Problem
Copy every line of the records below word for word, keeping each box's numbers and the line order unchanged.

Information shown
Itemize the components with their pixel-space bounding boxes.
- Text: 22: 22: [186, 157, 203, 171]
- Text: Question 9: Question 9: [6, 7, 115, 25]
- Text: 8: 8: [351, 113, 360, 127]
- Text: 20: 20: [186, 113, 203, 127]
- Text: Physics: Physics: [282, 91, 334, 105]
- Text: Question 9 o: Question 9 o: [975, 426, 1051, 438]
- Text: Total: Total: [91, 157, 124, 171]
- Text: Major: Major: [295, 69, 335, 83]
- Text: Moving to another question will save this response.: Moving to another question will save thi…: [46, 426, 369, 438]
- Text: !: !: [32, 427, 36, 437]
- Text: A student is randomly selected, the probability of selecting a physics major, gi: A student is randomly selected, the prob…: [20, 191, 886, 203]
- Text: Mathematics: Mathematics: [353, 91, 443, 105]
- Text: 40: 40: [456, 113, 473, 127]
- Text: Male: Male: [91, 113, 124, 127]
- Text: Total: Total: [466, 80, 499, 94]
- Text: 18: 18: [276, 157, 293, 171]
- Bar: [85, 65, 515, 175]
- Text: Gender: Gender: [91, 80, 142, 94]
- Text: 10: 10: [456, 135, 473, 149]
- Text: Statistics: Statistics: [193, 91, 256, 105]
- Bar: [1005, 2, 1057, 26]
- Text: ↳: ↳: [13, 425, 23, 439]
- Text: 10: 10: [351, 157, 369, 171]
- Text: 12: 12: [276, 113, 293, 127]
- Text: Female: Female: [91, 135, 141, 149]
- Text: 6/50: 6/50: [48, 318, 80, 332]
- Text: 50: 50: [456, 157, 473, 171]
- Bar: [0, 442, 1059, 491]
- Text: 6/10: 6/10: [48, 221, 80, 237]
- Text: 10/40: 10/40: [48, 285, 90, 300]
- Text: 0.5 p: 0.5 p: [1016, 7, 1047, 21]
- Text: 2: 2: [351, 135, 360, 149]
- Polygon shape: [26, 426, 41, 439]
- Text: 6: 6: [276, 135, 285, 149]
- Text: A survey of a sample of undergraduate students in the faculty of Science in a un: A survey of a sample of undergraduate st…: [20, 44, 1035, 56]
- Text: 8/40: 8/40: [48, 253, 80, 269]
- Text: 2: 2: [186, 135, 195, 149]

Response to this task
Itemize the components with their pixel-space bounding boxes.
- Text: 22: 22: [186, 157, 203, 171]
- Text: Question 9: Question 9: [6, 7, 115, 25]
- Text: 8: 8: [351, 113, 360, 127]
- Text: 20: 20: [186, 113, 203, 127]
- Text: Physics: Physics: [282, 91, 334, 105]
- Text: Question 9 o: Question 9 o: [975, 426, 1051, 438]
- Text: Total: Total: [91, 157, 124, 171]
- Text: Major: Major: [295, 69, 335, 83]
- Text: Moving to another question will save this response.: Moving to another question will save thi…: [46, 426, 369, 438]
- Text: !: !: [32, 427, 36, 437]
- Text: A student is randomly selected, the probability of selecting a physics major, gi: A student is randomly selected, the prob…: [20, 191, 886, 203]
- Text: Mathematics: Mathematics: [353, 91, 443, 105]
- Text: 40: 40: [456, 113, 473, 127]
- Text: Male: Male: [91, 113, 124, 127]
- Text: Total: Total: [466, 80, 499, 94]
- Text: 18: 18: [276, 157, 293, 171]
- Bar: [85, 65, 515, 175]
- Text: Gender: Gender: [91, 80, 142, 94]
- Text: 10: 10: [456, 135, 473, 149]
- Text: Statistics: Statistics: [193, 91, 256, 105]
- Bar: [1005, 2, 1057, 26]
- Text: ↳: ↳: [13, 425, 23, 439]
- Text: 10: 10: [351, 157, 369, 171]
- Text: 12: 12: [276, 113, 293, 127]
- Text: Female: Female: [91, 135, 141, 149]
- Text: 6/50: 6/50: [48, 318, 80, 332]
- Text: 50: 50: [456, 157, 473, 171]
- Bar: [0, 442, 1059, 491]
- Text: 6/10: 6/10: [48, 221, 80, 237]
- Text: 10/40: 10/40: [48, 285, 90, 300]
- Text: 0.5 p: 0.5 p: [1016, 7, 1047, 21]
- Text: 2: 2: [351, 135, 360, 149]
- Polygon shape: [26, 426, 41, 439]
- Text: 6: 6: [276, 135, 285, 149]
- Text: A survey of a sample of undergraduate students in the faculty of Science in a un: A survey of a sample of undergraduate st…: [20, 44, 1035, 56]
- Text: 8/40: 8/40: [48, 253, 80, 269]
- Text: 2: 2: [186, 135, 195, 149]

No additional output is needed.